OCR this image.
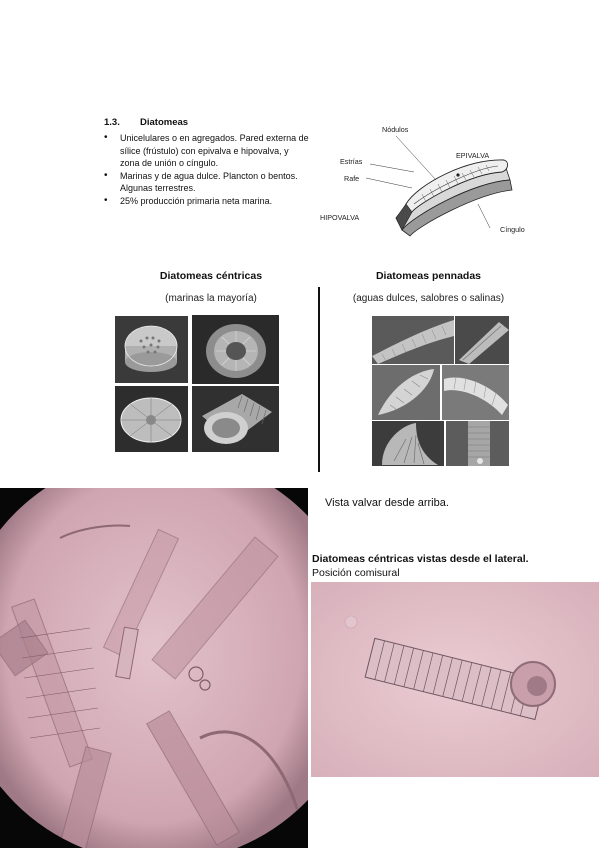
1.3. Diatomeas
• Unicelulares o en agregados. Pared externa de sílice (frústulo) con epivalva e hipovalva, y zona de unión o cíngulo.
• Marinas y de agua dulce. Plancton o bentos. Algunas terrestres.
• 25% producción primaria neta marina.
Nódulos
Estrías
Rafe
EPIVALVA
HIPOVALVA
Cíngulo
Diatomeas céntricas
(marinas la mayoría)
Diatomeas pennadas
(aguas dulces, salobres o salinas)
Vista valvar desde arriba.
Diatomeas céntricas vistas desde el lateral. Posición comisural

Stated goal — Retype the records exactly. Any image in them should not appear in what you write.

Expected answer —
OCR this image.
1.3. Diatomeas
• Unicelulares o en agregados. Pared externa de sílice (frústulo) con epivalva e hipovalva, y zona de unión o cíngulo.
• Marinas y de agua dulce. Plancton o bentos. Algunas terrestres.
• 25% producción primaria neta marina.
Nódulos
Estrías
Rafe
EPIVALVA
HIPOVALVA
Cíngulo
Diatomeas céntricas
(marinas la mayoría)
Diatomeas pennadas
(aguas dulces, salobres o salinas)
Vista valvar desde arriba.
Diatomeas céntricas vistas desde el lateral. Posición comisural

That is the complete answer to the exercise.